## Begin ENTRIES SUPPLIED
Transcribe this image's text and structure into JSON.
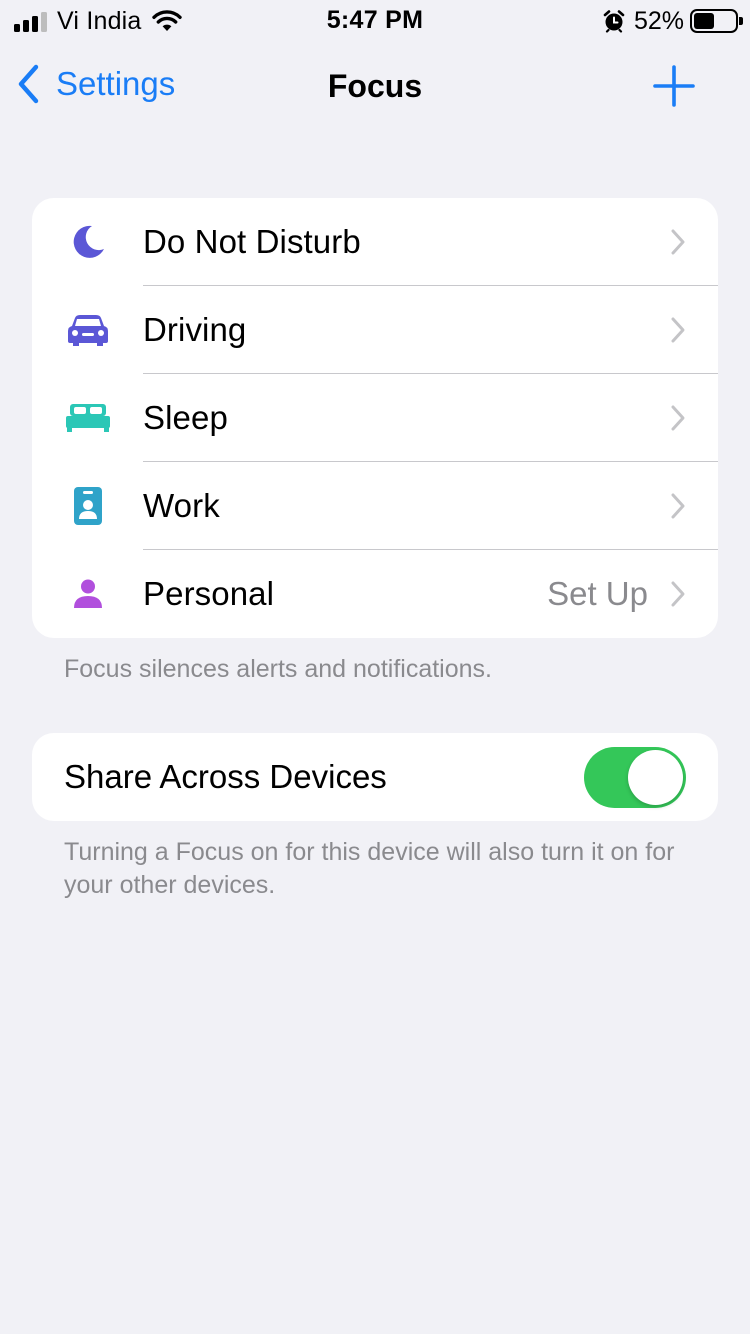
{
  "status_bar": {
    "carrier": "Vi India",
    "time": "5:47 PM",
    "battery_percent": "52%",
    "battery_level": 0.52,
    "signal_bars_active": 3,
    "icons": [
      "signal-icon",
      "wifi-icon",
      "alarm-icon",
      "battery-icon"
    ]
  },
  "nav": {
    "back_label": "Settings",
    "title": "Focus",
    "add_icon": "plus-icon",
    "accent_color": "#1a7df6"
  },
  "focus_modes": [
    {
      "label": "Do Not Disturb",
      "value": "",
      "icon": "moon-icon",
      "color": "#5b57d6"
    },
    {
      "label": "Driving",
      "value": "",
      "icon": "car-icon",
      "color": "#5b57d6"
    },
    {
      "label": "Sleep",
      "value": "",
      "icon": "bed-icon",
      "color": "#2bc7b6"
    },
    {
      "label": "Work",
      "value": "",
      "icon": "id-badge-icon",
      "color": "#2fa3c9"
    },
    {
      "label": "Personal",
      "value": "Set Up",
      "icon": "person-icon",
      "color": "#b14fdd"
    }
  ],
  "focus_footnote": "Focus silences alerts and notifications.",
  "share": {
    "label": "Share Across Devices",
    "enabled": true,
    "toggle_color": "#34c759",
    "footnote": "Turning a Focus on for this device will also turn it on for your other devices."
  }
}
## End ENTRIES SUPPLIED
## Begin ENTRIES SUPPLIED
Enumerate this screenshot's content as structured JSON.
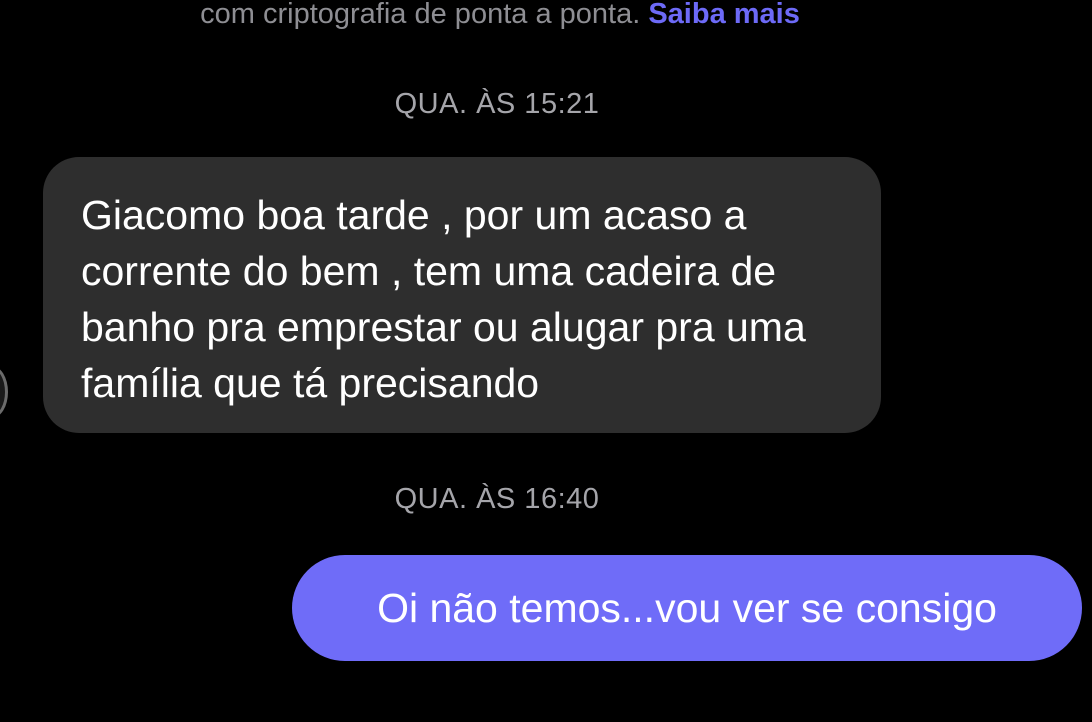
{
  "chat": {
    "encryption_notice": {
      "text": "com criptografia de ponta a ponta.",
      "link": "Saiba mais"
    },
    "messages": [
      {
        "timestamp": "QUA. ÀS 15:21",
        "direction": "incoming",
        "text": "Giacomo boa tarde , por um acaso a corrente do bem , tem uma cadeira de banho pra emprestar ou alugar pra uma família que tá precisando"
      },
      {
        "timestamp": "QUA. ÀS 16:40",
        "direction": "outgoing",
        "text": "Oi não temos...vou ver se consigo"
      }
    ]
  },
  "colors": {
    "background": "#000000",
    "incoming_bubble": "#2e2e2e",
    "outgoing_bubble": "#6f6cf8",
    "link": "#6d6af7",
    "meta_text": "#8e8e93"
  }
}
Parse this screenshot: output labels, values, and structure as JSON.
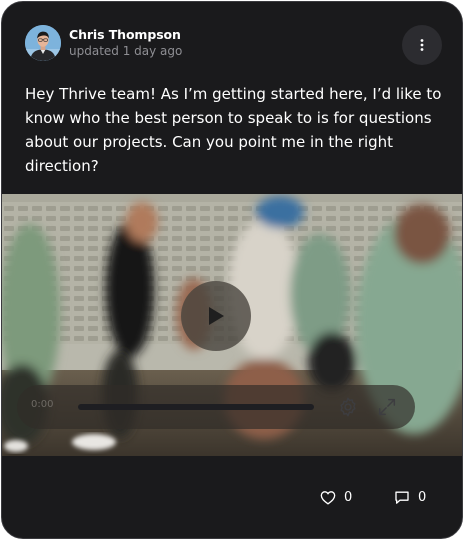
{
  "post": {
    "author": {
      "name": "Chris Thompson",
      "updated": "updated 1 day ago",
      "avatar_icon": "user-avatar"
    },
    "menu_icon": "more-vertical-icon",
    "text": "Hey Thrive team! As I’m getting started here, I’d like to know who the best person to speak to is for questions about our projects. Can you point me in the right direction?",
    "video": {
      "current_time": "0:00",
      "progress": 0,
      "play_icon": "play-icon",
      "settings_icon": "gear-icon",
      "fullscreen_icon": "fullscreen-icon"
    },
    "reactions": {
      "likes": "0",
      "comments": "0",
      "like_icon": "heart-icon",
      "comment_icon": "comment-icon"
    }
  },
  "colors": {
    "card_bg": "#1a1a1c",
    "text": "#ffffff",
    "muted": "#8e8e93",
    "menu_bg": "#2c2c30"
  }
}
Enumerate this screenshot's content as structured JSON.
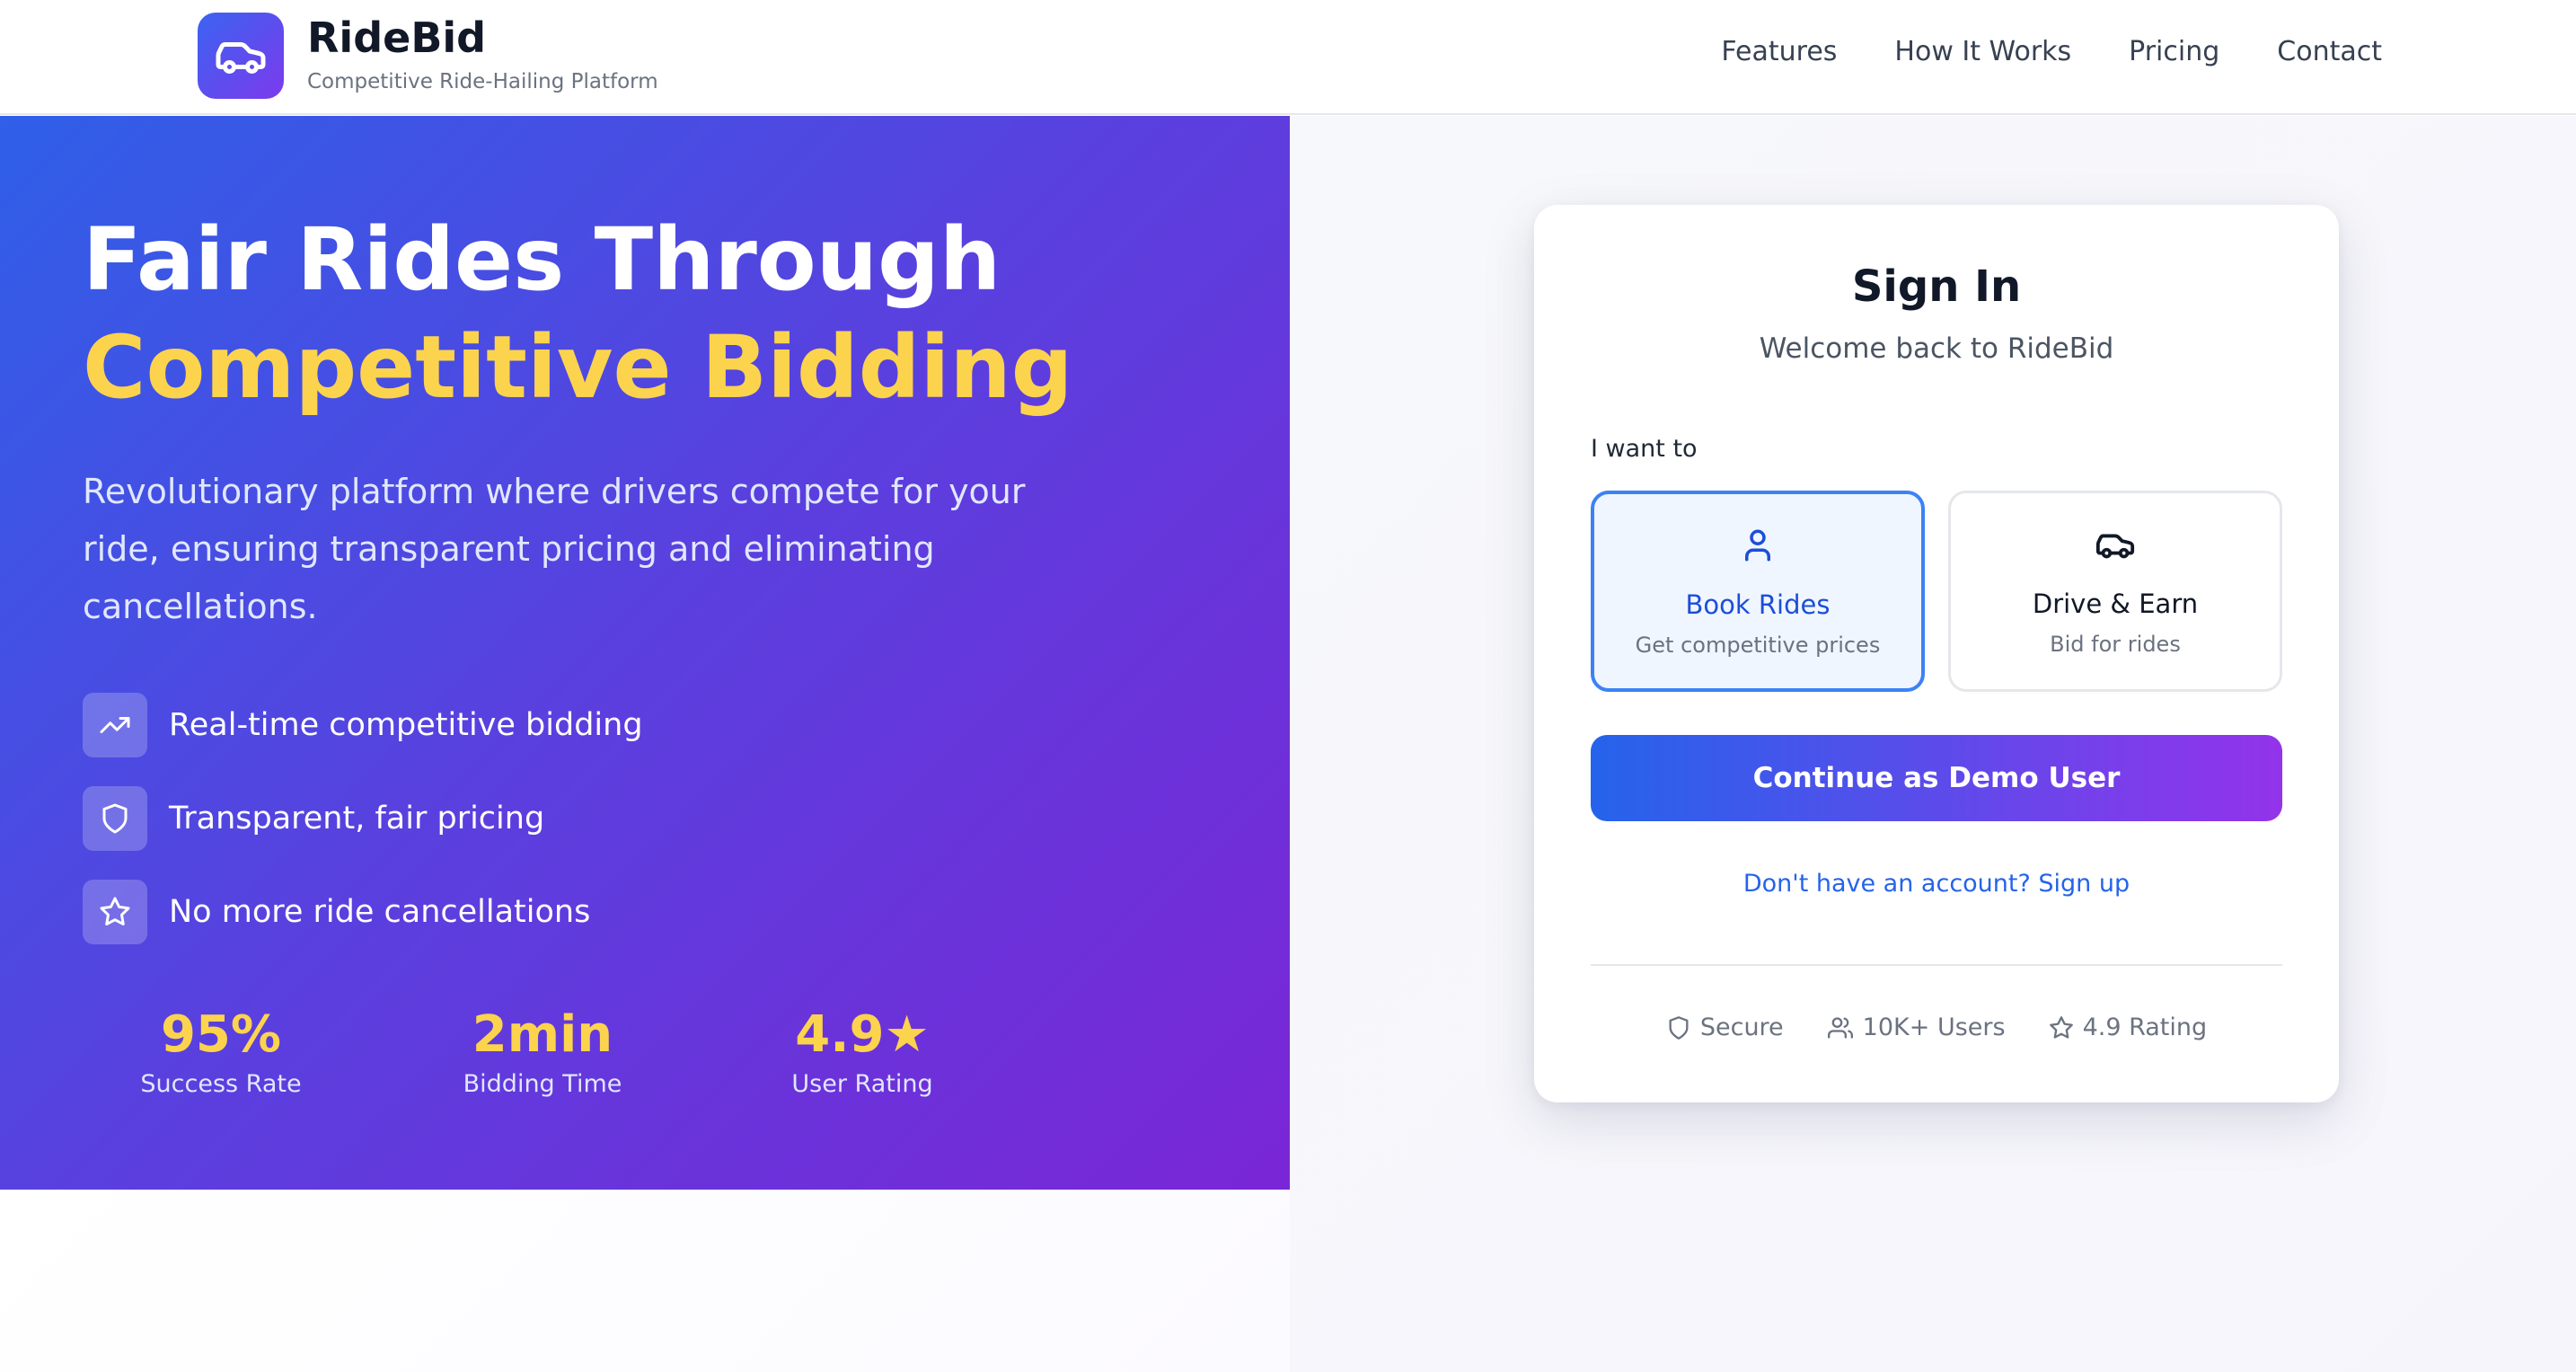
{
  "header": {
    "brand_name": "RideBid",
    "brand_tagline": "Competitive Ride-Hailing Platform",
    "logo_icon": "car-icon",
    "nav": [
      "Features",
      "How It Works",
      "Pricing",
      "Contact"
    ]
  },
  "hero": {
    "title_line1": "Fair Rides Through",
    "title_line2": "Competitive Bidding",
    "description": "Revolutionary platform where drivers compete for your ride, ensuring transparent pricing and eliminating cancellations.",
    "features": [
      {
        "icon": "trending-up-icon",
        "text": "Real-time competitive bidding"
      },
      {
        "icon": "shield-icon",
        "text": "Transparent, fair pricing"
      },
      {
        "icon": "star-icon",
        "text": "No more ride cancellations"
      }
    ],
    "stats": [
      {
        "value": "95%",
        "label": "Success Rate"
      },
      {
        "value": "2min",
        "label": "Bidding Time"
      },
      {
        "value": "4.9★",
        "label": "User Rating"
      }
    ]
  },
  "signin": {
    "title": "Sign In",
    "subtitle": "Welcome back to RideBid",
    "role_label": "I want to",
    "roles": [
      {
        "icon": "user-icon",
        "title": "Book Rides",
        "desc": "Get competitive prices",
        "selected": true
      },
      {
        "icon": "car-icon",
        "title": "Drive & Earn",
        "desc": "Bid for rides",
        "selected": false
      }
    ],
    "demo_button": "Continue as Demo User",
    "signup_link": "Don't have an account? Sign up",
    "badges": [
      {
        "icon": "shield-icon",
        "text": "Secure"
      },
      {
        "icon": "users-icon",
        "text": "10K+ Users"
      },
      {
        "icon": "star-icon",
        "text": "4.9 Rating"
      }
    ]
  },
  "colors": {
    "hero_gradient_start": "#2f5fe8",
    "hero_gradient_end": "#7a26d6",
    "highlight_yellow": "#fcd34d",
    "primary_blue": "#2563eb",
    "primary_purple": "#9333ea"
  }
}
## End ENTRIES SUPPLIED
TASK TO COMPLETE: Reproduce each line holding the word "direction".

ANSWER FOR THE TASK:
        "direction": "incoming",
        "direction": "outgoing",
    "text": "Hey Thrive team! As I’m getting started here, I’d like to know who the best person to speak to is for questions about our projects. Can you point me in the right direction?",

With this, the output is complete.